## What is expected
Pull each line containing "investment" out of the data and copy it.

## Recorded information
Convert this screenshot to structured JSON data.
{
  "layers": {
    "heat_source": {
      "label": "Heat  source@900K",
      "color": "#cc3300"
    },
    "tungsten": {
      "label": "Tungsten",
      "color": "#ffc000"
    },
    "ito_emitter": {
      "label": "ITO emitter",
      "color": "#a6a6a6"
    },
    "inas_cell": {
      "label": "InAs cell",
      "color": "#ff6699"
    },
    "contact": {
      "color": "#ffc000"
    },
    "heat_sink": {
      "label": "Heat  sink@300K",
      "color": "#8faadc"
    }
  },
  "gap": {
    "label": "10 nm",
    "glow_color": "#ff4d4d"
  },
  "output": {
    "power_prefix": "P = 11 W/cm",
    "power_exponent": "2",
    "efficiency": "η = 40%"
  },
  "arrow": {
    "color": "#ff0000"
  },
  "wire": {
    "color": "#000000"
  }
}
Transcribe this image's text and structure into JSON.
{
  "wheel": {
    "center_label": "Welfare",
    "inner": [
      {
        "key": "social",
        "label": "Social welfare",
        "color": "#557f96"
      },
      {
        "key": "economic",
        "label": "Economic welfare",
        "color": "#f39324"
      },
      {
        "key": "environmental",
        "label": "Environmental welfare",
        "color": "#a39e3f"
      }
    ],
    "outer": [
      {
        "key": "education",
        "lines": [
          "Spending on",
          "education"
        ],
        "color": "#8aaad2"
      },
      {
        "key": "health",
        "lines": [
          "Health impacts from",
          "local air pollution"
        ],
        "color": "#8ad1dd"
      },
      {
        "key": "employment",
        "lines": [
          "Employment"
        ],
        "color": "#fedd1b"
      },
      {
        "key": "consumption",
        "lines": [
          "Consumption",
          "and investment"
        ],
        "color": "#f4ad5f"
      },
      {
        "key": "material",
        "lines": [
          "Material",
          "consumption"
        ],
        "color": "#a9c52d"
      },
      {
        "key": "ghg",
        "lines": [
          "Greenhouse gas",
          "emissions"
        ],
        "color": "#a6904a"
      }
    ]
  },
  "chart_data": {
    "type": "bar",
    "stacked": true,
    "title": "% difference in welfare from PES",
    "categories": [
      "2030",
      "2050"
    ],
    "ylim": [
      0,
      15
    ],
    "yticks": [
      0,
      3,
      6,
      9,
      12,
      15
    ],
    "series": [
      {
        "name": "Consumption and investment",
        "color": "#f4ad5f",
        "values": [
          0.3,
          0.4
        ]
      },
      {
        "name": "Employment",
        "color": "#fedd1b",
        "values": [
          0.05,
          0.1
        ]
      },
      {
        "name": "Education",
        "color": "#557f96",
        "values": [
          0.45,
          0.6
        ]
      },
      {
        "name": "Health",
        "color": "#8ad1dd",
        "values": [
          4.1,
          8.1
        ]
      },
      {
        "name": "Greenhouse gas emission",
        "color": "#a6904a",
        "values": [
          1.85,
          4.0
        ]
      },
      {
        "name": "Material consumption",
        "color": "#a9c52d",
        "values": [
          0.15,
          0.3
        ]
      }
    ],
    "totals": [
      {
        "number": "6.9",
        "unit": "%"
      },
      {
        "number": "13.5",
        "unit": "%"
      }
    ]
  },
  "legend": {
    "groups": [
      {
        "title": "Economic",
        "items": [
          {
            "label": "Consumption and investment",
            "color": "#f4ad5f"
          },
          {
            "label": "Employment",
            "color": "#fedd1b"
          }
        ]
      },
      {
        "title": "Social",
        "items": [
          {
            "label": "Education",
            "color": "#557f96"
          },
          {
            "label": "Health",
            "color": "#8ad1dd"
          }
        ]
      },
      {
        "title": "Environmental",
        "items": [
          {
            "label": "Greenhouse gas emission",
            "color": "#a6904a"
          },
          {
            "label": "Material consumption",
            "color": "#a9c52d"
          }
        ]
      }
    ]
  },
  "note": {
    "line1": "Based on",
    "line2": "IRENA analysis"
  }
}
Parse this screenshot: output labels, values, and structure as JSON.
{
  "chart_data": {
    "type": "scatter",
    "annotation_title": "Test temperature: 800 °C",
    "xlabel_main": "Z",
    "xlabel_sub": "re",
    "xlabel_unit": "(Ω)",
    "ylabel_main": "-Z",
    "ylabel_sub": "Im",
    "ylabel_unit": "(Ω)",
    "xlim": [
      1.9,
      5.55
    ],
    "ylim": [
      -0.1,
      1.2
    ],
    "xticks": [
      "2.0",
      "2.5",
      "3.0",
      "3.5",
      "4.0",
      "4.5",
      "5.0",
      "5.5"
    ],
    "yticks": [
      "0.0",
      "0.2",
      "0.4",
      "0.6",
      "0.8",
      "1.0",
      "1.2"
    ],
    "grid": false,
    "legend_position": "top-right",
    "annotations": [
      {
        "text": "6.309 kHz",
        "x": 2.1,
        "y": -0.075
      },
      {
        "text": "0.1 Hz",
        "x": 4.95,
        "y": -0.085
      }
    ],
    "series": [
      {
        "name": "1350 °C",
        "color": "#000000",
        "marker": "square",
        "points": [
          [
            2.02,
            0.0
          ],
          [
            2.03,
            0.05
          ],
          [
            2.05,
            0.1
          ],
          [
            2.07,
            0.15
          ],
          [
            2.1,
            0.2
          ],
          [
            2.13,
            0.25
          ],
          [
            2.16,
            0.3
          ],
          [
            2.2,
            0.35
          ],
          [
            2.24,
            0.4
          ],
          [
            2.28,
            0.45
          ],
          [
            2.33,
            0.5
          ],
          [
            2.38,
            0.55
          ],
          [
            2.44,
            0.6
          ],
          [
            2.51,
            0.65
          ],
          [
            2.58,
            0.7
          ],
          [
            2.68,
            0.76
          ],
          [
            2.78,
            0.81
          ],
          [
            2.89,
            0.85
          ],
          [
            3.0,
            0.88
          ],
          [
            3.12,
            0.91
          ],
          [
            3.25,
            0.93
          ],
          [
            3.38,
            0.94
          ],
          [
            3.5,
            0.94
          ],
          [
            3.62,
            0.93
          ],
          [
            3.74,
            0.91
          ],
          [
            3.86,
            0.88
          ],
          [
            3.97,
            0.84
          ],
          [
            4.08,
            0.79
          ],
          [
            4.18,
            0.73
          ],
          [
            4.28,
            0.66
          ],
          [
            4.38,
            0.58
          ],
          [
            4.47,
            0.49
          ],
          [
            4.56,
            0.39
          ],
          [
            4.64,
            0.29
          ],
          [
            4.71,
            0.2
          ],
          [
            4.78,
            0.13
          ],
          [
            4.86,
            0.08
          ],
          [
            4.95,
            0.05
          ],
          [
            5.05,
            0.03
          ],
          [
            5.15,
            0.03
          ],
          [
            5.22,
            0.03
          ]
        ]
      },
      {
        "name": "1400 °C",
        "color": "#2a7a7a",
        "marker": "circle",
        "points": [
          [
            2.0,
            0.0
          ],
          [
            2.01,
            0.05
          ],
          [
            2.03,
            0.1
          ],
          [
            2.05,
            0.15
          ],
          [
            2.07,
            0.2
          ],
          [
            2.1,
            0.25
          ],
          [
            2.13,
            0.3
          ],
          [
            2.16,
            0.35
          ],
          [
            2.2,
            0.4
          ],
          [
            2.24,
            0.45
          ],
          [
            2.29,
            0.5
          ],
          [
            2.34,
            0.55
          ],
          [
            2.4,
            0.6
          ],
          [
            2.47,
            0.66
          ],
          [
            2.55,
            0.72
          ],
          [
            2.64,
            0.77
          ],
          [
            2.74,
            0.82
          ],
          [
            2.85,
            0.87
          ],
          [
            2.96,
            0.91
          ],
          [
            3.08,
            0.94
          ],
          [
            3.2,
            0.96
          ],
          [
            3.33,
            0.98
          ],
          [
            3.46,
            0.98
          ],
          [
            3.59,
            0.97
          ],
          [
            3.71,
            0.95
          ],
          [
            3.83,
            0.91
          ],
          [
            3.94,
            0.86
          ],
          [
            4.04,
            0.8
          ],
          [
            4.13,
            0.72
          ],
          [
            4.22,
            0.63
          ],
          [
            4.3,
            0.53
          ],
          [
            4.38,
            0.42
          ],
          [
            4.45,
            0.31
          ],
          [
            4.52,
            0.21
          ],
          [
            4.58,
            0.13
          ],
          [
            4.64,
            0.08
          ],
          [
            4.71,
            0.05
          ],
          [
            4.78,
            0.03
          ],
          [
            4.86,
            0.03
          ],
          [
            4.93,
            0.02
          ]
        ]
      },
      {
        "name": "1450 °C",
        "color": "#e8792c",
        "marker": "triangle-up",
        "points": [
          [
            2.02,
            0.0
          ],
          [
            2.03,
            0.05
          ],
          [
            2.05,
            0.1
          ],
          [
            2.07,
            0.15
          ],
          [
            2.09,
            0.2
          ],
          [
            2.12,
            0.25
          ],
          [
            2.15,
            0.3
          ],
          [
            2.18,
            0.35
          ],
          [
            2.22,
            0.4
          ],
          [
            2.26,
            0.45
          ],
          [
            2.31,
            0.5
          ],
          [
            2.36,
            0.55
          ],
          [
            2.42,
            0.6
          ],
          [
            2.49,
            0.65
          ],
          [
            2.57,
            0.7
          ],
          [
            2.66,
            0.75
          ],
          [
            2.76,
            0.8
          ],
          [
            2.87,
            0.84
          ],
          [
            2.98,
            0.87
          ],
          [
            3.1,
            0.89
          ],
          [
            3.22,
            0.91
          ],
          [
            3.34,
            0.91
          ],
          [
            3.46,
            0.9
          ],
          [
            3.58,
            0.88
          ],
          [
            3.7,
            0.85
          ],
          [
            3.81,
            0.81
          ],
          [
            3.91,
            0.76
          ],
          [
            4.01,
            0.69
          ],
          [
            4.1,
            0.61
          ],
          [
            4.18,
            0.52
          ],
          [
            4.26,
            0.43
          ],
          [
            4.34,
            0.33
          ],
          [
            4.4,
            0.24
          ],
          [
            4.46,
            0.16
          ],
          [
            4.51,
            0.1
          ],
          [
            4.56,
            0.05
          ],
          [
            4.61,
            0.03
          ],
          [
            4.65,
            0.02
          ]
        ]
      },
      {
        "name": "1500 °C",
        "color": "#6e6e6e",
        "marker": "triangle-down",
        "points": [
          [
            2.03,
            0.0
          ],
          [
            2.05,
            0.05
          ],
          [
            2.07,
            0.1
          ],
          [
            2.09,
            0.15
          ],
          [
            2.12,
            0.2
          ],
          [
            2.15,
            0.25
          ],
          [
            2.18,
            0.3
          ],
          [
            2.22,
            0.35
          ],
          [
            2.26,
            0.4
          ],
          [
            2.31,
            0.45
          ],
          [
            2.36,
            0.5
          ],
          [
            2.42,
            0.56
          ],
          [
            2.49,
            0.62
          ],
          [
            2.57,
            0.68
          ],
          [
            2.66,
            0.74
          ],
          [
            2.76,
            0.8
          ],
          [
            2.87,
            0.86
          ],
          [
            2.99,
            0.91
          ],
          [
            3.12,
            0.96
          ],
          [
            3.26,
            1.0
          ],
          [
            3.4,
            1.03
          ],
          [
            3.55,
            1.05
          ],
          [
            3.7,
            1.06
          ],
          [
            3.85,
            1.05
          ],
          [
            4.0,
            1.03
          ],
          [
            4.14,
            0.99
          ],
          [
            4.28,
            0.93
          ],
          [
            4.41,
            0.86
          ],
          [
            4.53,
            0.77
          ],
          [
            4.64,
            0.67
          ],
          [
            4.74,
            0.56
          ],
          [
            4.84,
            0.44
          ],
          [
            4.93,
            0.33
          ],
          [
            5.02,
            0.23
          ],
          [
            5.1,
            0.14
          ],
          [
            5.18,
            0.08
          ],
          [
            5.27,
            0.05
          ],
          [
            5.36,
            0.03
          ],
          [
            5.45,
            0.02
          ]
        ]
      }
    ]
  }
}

## Solution
          "and investment"
        "name": "Consumption and investment",
            "label": "Consumption and investment",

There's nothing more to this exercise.